## [What you should do]
Transcribe the records in full, keeping every character as it is.
──────── Extracted information ────────
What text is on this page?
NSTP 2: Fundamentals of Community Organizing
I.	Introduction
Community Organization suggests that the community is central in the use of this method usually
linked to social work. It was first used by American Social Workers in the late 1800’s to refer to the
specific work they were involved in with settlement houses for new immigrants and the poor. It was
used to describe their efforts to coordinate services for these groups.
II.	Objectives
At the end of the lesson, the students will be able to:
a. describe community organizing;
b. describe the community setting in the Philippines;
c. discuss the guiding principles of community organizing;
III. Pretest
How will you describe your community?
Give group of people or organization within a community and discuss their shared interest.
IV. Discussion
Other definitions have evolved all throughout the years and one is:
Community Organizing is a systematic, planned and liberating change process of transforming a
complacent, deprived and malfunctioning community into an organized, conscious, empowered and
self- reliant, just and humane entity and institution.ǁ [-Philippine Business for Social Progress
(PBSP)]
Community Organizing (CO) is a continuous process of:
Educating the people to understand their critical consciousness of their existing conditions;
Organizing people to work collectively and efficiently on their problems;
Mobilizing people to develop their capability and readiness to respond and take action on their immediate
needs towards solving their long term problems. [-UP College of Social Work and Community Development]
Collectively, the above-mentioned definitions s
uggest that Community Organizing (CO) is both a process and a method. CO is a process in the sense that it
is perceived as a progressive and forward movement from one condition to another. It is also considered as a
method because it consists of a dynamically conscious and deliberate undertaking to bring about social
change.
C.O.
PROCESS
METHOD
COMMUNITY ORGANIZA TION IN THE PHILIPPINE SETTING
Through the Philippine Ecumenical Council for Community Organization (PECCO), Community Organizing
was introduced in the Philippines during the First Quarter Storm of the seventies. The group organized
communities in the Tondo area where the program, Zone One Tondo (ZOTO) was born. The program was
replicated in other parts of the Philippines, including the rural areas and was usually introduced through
────────
## [Task output]
What text is on this page?
NSTP 2: Fundamentals of Community Organizing
I.	Introduction
Community Organization suggests that the community is central in the use of this method usually
linked to social work. It was first used by American Social Workers in the late 1800’s to refer to the
specific work they were involved in with settlement houses for new immigrants and the poor. It was
used to describe their efforts to coordinate services for these groups.
II.	Objectives
At the end of the lesson, the students will be able to:
a. describe community organizing;
b. describe the community setting in the Philippines;
c. discuss the guiding principles of community organizing;
III. Pretest
How will you describe your community?
Give group of people or organization within a community and discuss their shared interest.
IV. Discussion
Other definitions have evolved all throughout the years and one is:
Community Organizing is a systematic, planned and liberating change process of transforming a
complacent, deprived and malfunctioning community into an organized, conscious, empowered and
self- reliant, just and humane entity and institution.ǁ [-Philippine Business for Social Progress
(PBSP)]
Community Organizing (CO) is a continuous process of:
Educating the people to understand their critical consciousness of their existing conditions;
Organizing people to work collectively and efficiently on their problems;
Mobilizing people to develop their capability and readiness to respond and take action on their immediate
needs towards solving their long term problems. [-UP College of Social Work and Community Development]
Collectively, the above-mentioned definitions s
uggest that Community Organizing (CO) is both a process and a method. CO is a process in the sense that it
is perceived as a progressive and forward movement from one condition to another. It is also considered as a
method because it consists of a dynamically conscious and deliberate undertaking to bring about social
change.
C.O.
PROCESS
METHOD
COMMUNITY ORGANIZA TION IN THE PHILIPPINE SETTING
Through the Philippine Ecumenical Council for Community Organization (PECCO), Community Organizing
was introduced in the Philippines during the First Quarter Storm of the seventies. The group organized
communities in the Tondo area where the program, Zone One Tondo (ZOTO) was born. The program was
replicated in other parts of the Philippines, including the rural areas and was usually introduced through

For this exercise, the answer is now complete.